[WHAT IS REQUIRED]:
Filter the records below and copy every line containing the word "JSON".

═══ DATA SHOWN ═══

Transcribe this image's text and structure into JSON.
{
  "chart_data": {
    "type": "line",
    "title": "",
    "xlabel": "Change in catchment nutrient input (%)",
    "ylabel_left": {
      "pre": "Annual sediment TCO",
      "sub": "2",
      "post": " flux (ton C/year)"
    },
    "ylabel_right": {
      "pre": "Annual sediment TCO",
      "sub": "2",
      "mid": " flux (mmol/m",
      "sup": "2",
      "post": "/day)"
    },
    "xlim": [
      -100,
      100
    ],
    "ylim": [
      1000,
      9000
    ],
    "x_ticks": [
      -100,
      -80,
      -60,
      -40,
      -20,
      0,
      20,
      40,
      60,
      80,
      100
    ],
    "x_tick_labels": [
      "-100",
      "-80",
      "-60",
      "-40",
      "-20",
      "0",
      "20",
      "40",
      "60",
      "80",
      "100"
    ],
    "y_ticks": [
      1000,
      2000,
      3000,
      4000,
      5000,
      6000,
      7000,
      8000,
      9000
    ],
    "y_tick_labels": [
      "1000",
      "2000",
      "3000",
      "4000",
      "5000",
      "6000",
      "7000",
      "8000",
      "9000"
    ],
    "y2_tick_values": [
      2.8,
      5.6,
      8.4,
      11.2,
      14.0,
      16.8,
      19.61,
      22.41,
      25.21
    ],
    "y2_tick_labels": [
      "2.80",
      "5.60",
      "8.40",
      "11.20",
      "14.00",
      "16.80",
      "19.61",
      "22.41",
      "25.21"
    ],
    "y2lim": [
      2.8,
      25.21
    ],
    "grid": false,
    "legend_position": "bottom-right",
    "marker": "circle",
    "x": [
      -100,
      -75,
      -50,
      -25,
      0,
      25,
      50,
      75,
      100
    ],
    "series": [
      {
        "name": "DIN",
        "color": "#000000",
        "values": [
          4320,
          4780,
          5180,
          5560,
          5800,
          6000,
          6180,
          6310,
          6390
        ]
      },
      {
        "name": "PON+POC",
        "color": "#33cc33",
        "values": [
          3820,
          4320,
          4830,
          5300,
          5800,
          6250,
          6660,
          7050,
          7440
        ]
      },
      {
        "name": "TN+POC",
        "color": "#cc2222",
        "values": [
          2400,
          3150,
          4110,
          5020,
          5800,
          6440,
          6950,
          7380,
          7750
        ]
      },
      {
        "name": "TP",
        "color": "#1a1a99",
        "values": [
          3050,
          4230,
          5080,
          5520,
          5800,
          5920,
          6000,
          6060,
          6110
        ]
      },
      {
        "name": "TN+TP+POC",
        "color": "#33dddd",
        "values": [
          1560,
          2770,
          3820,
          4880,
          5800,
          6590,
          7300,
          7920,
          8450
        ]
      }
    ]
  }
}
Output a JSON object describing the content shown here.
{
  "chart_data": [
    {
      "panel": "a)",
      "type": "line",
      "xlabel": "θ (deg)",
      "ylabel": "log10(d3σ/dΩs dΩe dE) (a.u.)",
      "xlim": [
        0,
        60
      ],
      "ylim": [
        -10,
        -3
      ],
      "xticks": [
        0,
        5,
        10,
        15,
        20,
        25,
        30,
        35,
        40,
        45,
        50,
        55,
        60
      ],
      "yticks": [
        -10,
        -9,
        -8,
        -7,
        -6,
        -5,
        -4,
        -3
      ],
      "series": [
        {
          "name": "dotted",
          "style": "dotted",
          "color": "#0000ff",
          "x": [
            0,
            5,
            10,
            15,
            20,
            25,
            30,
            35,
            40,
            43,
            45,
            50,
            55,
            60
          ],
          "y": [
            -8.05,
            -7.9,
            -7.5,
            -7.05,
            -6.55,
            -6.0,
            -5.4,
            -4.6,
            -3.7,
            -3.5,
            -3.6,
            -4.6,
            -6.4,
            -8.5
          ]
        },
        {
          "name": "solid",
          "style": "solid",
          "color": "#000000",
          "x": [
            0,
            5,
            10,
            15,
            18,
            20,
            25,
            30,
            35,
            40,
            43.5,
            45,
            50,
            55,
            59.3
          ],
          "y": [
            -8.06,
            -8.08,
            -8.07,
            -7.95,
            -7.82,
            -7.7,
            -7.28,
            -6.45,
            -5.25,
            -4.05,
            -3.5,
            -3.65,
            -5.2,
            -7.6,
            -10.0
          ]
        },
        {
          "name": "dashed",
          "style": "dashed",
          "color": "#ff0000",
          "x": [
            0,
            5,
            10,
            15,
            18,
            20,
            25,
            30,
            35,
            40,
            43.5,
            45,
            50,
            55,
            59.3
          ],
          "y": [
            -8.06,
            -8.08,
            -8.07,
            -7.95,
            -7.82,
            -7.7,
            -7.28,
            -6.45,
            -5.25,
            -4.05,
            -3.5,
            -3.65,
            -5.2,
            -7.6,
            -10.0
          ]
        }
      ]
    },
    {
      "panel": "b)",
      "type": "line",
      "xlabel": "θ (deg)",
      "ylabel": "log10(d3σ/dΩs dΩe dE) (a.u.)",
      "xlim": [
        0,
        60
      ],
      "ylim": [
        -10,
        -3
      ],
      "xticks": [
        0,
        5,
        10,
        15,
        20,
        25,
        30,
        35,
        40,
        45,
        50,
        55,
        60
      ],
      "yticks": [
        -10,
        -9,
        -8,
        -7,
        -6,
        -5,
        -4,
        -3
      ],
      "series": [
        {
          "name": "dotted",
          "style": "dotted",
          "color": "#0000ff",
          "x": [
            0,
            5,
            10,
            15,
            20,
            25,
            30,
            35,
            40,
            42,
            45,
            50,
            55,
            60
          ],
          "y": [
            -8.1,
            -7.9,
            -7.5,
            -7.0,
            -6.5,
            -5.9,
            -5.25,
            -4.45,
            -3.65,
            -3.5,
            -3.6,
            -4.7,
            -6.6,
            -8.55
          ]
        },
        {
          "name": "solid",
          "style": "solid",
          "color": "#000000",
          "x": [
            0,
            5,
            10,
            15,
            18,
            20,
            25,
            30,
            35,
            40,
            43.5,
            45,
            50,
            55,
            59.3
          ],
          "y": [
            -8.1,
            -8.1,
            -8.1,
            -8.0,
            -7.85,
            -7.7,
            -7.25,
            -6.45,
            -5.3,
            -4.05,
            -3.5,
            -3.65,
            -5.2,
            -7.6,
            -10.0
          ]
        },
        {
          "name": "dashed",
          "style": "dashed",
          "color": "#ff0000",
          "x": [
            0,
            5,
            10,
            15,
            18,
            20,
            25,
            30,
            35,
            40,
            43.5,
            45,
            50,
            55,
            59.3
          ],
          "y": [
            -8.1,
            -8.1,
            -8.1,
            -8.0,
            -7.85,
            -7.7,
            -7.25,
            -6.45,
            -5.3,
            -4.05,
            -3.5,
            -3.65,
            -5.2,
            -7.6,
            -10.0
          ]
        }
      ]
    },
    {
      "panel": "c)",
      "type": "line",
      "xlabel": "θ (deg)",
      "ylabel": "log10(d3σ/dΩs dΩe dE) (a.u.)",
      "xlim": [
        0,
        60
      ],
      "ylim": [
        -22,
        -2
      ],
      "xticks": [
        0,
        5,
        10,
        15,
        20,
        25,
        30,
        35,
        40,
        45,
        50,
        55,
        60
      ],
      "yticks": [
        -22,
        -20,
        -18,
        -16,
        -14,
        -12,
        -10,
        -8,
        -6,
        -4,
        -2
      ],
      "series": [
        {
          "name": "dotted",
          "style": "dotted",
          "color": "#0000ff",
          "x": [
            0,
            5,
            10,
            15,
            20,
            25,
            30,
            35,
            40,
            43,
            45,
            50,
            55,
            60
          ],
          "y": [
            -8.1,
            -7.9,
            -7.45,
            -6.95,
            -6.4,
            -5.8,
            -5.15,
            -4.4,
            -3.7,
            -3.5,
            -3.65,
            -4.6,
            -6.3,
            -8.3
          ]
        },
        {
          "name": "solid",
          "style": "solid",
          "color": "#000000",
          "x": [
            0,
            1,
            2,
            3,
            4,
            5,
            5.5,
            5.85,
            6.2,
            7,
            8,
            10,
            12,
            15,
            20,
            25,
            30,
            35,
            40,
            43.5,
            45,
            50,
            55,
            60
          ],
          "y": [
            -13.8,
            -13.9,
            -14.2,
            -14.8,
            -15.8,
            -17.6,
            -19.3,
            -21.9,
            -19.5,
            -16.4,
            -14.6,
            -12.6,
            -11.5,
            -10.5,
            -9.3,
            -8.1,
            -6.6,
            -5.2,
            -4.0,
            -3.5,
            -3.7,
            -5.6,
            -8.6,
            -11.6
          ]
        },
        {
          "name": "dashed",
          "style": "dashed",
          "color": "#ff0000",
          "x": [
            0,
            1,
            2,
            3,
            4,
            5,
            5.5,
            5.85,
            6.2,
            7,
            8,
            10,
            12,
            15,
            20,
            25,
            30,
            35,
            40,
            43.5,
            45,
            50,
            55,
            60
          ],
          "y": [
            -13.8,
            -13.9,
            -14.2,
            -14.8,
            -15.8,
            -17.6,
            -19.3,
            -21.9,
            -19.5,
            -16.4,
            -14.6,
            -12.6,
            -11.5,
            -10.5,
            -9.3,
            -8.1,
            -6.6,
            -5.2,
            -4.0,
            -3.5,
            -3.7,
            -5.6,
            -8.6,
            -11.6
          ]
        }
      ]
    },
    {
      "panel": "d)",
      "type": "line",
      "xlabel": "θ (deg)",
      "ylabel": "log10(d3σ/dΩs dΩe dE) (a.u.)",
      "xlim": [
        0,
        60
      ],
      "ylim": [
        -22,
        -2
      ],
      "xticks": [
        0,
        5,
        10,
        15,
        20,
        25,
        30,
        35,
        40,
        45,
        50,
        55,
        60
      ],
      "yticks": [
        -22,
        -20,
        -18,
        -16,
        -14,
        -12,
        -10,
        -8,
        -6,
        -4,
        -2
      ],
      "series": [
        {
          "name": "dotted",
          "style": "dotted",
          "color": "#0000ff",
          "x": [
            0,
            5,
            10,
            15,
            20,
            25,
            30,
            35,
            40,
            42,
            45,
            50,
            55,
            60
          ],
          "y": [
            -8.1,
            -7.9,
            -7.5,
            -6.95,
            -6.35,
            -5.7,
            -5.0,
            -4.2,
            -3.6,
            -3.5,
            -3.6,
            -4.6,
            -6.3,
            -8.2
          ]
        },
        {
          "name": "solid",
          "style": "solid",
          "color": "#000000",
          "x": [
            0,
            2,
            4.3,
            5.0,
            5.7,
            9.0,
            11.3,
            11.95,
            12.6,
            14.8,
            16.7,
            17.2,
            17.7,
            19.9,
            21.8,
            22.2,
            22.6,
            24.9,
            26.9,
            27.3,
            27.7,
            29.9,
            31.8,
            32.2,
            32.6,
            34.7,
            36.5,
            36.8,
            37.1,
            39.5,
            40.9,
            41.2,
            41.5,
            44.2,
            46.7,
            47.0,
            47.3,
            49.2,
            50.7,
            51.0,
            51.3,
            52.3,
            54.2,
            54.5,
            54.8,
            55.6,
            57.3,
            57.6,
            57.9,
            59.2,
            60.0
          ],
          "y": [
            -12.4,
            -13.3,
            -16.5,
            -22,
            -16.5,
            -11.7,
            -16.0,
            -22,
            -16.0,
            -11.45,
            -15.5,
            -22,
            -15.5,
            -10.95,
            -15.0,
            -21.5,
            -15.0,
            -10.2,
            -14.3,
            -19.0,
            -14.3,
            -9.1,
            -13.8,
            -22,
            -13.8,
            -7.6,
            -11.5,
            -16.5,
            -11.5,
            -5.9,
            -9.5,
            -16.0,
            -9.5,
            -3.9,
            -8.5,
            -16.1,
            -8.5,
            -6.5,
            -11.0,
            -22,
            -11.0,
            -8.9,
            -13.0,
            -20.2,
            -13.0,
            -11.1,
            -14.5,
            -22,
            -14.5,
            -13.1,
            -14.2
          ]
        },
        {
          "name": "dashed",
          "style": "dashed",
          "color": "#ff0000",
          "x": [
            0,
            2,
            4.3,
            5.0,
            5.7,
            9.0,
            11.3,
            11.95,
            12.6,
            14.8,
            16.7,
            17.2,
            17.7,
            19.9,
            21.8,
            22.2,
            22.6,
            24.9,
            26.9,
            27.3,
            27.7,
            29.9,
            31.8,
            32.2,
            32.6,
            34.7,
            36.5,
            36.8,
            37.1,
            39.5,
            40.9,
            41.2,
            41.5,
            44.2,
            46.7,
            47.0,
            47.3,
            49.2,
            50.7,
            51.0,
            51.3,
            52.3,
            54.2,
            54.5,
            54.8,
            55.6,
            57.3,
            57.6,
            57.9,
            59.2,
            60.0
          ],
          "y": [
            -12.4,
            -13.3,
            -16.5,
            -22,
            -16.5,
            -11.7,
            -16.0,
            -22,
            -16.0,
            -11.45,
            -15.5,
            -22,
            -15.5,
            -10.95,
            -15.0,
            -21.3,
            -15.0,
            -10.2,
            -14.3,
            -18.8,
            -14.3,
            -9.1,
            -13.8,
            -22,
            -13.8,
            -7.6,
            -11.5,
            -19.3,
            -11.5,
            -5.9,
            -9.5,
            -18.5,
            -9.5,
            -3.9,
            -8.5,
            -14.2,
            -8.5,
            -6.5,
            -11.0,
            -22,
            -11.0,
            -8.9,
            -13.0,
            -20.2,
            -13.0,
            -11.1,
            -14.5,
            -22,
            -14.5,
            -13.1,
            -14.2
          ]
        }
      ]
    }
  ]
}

═══

[RESPONSE FOR THIS EXERCISE]:
Transcribe this image's text and structure into JSON.
Output a JSON object describing the content shown here.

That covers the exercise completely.